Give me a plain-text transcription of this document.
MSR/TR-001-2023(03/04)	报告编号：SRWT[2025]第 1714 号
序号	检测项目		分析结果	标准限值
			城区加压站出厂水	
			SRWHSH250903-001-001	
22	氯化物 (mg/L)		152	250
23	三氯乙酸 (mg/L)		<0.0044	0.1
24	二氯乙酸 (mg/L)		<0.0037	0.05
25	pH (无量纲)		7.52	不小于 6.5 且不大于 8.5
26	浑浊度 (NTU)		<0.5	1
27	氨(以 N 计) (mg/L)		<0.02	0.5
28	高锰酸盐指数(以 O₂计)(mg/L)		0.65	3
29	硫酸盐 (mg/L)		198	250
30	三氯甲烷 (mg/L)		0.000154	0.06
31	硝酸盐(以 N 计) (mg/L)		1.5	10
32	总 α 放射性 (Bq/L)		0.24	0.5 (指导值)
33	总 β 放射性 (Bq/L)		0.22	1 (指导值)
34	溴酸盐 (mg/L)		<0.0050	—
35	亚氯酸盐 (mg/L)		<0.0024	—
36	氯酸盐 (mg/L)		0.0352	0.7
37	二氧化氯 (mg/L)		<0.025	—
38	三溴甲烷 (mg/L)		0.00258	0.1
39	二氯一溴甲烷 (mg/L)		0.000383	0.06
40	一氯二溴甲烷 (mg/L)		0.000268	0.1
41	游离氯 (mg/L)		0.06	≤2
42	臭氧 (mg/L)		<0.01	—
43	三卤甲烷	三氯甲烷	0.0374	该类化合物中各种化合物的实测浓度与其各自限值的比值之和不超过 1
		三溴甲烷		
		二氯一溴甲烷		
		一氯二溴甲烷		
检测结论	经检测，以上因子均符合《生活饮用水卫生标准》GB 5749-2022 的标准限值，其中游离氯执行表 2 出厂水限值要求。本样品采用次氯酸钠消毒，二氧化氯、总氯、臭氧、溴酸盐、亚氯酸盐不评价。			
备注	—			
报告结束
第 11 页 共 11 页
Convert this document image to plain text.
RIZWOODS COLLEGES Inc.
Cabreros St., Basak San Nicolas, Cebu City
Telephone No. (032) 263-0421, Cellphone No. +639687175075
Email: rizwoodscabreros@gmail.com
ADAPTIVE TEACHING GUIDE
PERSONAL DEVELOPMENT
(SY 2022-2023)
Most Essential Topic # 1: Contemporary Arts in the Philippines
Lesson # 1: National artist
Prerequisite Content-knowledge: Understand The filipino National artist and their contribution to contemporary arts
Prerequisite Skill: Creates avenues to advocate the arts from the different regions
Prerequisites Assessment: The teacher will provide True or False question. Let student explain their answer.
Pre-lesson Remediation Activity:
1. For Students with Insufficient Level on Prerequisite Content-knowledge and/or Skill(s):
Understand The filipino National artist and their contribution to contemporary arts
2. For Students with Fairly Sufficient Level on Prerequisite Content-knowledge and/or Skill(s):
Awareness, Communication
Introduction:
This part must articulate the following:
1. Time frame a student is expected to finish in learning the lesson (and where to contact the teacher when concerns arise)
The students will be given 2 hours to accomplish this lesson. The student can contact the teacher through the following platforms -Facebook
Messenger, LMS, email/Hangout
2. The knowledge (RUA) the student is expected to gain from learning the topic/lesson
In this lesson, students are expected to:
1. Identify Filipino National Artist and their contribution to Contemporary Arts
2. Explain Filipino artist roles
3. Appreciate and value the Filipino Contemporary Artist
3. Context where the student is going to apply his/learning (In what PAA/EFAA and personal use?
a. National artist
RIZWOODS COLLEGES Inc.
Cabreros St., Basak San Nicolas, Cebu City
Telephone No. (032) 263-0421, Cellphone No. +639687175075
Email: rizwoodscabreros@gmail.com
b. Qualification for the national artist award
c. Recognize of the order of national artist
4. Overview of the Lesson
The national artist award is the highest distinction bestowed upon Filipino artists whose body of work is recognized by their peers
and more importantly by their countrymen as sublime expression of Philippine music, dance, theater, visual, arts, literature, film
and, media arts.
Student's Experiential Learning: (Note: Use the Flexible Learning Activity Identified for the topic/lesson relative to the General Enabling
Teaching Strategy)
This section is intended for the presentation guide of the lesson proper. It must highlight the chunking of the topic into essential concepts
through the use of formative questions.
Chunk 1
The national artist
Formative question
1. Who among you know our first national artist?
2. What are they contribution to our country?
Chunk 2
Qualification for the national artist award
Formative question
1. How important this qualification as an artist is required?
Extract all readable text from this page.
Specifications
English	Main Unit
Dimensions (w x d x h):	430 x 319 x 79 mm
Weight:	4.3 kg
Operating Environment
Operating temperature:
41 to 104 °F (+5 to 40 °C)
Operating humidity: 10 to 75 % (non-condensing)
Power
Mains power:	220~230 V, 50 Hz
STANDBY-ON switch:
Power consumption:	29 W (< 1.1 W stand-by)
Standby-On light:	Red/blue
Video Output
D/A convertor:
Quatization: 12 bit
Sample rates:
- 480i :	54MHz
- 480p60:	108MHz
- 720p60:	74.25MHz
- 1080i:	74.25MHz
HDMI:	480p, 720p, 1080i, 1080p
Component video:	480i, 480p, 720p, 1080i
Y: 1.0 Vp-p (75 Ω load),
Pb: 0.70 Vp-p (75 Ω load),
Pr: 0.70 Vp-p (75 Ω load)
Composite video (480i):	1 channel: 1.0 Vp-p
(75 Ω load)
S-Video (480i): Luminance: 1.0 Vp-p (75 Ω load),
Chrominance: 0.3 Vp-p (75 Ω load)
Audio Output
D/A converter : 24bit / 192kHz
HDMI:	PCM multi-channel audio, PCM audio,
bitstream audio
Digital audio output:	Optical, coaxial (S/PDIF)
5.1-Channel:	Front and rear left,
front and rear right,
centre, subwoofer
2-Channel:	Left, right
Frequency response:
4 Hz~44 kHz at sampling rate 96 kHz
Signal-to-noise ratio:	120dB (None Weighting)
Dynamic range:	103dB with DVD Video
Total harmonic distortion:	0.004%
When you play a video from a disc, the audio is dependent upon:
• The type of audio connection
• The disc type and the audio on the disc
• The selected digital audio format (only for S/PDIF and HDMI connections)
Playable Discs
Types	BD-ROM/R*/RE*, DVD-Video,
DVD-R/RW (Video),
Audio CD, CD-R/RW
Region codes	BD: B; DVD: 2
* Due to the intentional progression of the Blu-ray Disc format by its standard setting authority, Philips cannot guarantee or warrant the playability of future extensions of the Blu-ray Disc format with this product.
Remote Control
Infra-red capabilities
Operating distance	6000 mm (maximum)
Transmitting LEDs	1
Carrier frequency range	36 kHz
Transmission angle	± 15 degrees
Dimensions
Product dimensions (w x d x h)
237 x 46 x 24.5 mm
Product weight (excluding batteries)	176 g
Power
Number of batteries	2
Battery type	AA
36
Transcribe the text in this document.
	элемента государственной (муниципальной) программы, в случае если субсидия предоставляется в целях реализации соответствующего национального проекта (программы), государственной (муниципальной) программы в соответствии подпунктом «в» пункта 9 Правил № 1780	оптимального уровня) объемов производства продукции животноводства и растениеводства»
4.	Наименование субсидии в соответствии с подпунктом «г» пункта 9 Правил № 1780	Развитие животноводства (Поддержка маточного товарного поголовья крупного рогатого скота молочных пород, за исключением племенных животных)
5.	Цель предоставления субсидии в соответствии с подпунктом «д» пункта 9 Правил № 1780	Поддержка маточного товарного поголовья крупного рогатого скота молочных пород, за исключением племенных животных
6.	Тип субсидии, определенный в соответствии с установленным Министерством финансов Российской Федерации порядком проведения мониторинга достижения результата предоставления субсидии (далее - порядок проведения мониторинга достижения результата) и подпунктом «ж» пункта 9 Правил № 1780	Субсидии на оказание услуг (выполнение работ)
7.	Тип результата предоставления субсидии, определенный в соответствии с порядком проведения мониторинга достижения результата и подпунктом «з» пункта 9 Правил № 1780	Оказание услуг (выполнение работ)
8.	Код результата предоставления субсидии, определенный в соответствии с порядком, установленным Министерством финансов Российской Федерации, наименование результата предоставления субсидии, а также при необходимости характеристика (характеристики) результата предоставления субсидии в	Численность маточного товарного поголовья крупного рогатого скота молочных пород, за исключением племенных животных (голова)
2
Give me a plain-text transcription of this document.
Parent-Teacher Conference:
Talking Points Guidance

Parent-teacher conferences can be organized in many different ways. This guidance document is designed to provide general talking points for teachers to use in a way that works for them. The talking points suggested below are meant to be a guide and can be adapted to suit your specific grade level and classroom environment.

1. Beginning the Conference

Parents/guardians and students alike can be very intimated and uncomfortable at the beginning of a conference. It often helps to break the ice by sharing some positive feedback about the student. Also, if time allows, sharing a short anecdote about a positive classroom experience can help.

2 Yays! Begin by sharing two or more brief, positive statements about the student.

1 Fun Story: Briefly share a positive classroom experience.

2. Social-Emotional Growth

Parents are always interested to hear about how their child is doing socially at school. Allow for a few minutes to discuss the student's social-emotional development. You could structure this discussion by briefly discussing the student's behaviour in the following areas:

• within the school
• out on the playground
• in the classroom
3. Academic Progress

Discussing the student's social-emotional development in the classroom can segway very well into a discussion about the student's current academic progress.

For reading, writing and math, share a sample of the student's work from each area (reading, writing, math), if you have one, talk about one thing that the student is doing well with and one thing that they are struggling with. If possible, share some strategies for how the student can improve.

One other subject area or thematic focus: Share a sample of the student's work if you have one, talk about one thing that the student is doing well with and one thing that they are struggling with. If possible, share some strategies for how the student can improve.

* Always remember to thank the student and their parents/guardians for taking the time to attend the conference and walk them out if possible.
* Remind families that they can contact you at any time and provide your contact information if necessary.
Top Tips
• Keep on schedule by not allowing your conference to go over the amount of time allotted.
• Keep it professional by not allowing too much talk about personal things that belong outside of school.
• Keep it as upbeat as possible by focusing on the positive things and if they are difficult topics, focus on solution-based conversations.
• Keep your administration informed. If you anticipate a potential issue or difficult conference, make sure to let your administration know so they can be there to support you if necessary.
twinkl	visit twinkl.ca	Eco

———

> [TO DO]: In the material above, show every line where the word "скота" turns up.

> [COMPLETED EXERCISE]:
4.	Наименование субсидии в соответствии с подпунктом «г» пункта 9 Правил № 1780	Развитие животноводства (Поддержка маточного товарного поголовья крупного рогатого скота молочных пород, за исключением племенных животных)
5.	Цель предоставления субсидии в соответствии с подпунктом «д» пункта 9 Правил № 1780	Поддержка маточного товарного поголовья крупного рогатого скота молочных пород, за исключением племенных животных
8.	Код результата предоставления субсидии, определенный в соответствии с порядком, установленным Министерством финансов Российской Федерации, наименование результата предоставления субсидии, а также при необходимости характеристика (характеристики) результата предоставления субсидии в	Численность маточного товарного поголовья крупного рогатого скота молочных пород, за исключением племенных животных (голова)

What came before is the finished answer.